-- START OF Data shown --

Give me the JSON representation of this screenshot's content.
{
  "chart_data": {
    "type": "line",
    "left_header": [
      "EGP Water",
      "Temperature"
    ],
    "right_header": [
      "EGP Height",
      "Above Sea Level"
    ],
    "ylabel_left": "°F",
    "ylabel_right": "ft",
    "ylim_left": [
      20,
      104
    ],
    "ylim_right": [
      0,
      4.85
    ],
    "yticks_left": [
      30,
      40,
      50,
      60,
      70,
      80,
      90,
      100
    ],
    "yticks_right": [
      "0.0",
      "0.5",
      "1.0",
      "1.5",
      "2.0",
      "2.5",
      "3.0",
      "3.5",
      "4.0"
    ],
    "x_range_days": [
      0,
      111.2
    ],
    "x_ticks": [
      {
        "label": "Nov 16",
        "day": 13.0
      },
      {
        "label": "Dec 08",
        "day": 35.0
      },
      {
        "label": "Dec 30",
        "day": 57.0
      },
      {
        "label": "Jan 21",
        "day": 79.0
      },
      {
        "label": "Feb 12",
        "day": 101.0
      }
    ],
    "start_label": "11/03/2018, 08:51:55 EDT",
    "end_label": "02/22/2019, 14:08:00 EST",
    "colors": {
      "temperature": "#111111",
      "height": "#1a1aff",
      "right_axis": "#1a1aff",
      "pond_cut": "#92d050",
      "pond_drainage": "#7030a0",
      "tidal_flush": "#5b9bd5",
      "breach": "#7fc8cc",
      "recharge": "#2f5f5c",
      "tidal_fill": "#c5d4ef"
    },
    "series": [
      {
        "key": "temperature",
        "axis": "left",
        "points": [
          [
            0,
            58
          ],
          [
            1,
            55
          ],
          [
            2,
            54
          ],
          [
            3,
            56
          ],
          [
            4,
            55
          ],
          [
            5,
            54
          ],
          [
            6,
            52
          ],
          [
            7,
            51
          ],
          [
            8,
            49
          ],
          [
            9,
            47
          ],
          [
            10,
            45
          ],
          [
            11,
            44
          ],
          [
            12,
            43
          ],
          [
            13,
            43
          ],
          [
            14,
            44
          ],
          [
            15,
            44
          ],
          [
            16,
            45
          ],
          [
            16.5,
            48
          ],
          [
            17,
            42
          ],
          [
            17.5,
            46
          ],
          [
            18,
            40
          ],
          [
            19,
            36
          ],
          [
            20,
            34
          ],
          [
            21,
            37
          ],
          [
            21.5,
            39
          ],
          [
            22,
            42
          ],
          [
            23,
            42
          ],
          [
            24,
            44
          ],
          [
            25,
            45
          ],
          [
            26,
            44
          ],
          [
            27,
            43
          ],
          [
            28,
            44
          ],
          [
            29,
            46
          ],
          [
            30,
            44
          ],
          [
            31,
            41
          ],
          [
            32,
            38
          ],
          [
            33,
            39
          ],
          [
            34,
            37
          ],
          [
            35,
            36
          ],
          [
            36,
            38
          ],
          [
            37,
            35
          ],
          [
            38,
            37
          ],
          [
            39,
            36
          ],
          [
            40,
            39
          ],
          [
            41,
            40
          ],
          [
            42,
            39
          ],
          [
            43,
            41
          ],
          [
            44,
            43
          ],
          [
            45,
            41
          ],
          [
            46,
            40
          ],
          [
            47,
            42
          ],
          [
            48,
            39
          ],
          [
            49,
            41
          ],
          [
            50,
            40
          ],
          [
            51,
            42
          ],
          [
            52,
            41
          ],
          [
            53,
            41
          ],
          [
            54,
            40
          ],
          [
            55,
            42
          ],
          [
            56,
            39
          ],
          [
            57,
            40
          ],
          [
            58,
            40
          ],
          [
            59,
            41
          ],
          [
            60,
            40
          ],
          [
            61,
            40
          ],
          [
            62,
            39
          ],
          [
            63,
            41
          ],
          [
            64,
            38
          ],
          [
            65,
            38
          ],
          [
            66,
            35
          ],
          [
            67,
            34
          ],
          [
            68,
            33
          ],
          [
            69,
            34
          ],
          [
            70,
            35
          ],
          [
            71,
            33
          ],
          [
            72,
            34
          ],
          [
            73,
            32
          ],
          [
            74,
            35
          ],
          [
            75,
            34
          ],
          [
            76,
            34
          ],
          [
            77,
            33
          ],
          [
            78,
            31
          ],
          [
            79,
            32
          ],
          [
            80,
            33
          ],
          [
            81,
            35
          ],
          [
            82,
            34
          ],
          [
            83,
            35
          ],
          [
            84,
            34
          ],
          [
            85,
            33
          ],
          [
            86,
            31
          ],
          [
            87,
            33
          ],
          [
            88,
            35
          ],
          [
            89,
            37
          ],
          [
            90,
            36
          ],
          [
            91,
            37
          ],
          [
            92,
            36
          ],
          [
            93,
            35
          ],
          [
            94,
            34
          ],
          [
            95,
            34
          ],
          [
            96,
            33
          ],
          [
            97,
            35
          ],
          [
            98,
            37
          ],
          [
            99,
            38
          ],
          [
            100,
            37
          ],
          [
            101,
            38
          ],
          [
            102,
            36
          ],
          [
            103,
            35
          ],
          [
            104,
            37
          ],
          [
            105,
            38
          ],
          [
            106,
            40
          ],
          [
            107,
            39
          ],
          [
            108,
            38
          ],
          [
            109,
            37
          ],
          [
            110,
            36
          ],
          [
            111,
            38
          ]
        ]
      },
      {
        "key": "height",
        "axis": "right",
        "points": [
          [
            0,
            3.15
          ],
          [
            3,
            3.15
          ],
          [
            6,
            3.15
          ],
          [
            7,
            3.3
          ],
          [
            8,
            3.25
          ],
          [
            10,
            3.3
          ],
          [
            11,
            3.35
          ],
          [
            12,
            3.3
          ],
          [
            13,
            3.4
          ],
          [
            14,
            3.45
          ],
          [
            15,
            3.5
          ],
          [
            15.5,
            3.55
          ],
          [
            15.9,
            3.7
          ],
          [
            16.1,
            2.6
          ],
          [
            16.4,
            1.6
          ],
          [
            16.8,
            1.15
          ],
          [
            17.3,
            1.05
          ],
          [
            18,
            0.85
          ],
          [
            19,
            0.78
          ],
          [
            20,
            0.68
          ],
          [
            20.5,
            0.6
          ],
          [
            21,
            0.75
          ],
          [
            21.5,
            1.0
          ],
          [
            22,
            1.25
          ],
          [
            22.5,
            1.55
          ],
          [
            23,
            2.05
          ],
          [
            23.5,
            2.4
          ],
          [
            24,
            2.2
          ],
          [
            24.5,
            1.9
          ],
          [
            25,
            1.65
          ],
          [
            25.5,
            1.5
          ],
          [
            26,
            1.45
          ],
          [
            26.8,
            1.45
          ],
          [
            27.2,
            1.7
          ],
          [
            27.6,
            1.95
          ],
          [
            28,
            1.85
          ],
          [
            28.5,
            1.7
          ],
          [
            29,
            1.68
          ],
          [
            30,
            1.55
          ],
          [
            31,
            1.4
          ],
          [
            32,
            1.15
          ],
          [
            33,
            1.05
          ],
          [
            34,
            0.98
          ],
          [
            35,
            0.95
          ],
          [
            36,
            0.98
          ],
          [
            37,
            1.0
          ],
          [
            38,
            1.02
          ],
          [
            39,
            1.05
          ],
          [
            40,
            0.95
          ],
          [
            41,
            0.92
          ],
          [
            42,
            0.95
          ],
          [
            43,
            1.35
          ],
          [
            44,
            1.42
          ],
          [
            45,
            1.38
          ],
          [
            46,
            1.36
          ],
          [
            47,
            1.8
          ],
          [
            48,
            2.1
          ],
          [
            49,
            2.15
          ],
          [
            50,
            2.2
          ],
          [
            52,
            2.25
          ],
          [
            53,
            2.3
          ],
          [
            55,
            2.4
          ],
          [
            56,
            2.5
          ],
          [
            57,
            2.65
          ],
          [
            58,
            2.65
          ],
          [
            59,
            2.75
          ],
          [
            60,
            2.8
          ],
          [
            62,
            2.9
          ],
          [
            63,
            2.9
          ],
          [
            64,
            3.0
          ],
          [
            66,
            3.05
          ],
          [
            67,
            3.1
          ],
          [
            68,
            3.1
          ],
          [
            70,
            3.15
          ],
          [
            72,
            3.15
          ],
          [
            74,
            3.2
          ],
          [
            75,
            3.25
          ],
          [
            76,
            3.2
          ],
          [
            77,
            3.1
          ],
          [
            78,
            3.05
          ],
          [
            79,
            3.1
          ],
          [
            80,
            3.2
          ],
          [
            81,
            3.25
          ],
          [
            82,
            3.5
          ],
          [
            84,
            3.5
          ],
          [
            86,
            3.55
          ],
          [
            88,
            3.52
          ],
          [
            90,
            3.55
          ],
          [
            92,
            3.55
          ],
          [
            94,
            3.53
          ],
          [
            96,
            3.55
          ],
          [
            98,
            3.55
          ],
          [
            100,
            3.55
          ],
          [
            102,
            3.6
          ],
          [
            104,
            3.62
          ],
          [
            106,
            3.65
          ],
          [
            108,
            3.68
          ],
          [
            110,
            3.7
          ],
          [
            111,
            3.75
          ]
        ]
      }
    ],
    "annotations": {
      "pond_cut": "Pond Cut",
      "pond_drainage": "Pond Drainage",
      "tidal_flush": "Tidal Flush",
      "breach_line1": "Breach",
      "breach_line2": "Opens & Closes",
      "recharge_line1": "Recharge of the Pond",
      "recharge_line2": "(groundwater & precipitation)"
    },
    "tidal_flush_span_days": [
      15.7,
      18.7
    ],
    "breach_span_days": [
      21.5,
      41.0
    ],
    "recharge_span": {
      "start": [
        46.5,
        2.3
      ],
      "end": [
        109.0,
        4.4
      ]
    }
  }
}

-- END OF Data shown --
-- START OF Data shown --

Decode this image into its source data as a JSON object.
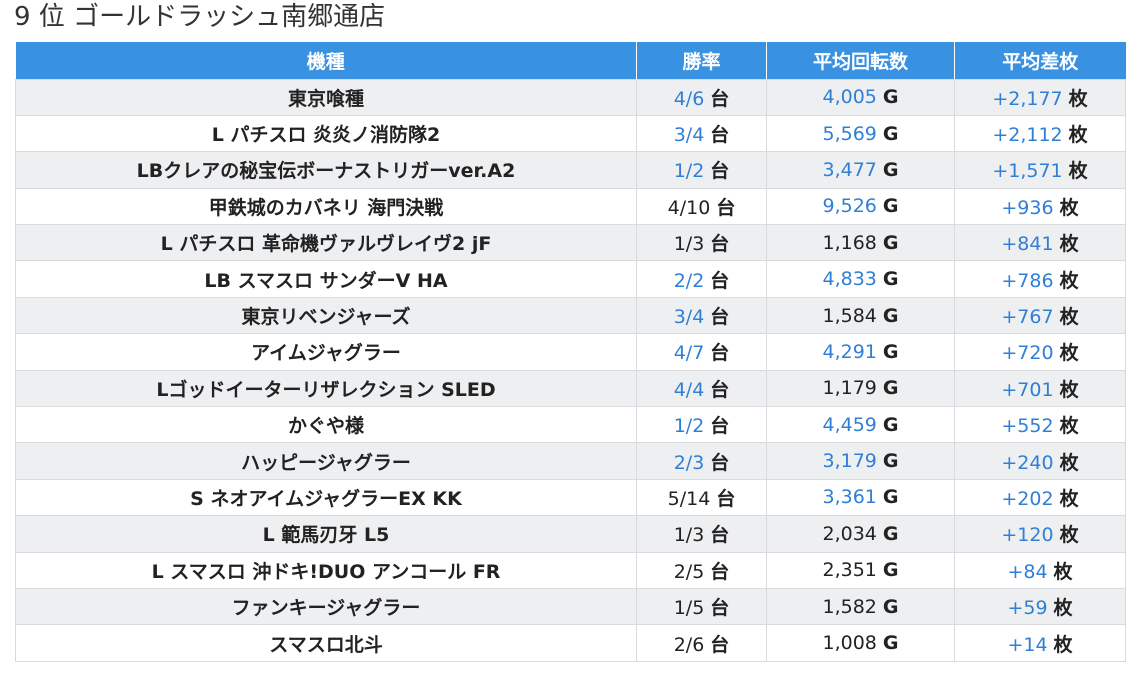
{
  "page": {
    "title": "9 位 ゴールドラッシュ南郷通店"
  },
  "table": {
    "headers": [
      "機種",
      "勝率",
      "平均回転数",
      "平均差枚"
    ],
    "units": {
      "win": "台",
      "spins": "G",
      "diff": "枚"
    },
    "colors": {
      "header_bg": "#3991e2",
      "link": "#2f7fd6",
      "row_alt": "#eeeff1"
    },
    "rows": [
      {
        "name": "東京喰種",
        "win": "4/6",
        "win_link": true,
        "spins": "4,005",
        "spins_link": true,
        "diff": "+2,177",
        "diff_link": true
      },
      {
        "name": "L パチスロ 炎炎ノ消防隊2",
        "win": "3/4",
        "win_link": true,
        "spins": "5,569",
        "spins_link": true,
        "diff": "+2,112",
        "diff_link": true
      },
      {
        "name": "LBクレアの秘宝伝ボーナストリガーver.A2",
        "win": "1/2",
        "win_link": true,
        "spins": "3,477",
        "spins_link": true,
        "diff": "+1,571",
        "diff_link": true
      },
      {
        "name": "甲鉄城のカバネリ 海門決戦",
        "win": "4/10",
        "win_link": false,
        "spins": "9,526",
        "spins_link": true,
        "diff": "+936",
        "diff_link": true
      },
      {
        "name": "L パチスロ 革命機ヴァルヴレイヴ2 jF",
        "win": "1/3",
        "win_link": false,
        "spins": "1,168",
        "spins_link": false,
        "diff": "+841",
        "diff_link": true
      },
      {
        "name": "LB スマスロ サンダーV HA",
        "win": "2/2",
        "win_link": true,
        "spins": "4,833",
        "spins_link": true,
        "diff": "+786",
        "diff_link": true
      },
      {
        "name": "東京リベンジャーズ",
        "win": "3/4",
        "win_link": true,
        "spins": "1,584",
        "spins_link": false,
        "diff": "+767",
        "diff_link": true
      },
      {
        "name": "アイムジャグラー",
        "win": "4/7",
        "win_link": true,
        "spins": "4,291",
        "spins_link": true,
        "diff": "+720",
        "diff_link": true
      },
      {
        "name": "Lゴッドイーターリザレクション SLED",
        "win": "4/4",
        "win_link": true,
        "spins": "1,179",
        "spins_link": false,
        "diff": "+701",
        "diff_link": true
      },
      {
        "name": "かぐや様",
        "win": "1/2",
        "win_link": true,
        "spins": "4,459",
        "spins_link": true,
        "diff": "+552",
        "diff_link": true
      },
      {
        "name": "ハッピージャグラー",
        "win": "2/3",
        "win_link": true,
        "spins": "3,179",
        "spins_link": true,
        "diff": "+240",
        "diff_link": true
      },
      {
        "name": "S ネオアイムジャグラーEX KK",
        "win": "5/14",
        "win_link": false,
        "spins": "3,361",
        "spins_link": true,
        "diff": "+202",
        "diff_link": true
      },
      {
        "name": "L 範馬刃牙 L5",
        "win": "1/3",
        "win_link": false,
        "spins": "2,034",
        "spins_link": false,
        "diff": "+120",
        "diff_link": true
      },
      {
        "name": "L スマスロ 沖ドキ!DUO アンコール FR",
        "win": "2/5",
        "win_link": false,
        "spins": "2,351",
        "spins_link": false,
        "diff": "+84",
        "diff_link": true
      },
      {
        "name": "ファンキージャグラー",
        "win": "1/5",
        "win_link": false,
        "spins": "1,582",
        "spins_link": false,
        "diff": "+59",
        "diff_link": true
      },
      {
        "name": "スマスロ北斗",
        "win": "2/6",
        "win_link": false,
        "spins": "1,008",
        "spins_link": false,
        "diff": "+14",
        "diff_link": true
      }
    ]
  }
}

-- END OF Data shown --

- **What is asked**: List every line above that holds the word "this".

- **Correct result**:
Give me the JSON representation of this screenshot's content.
Decode this image into its source data as a JSON object.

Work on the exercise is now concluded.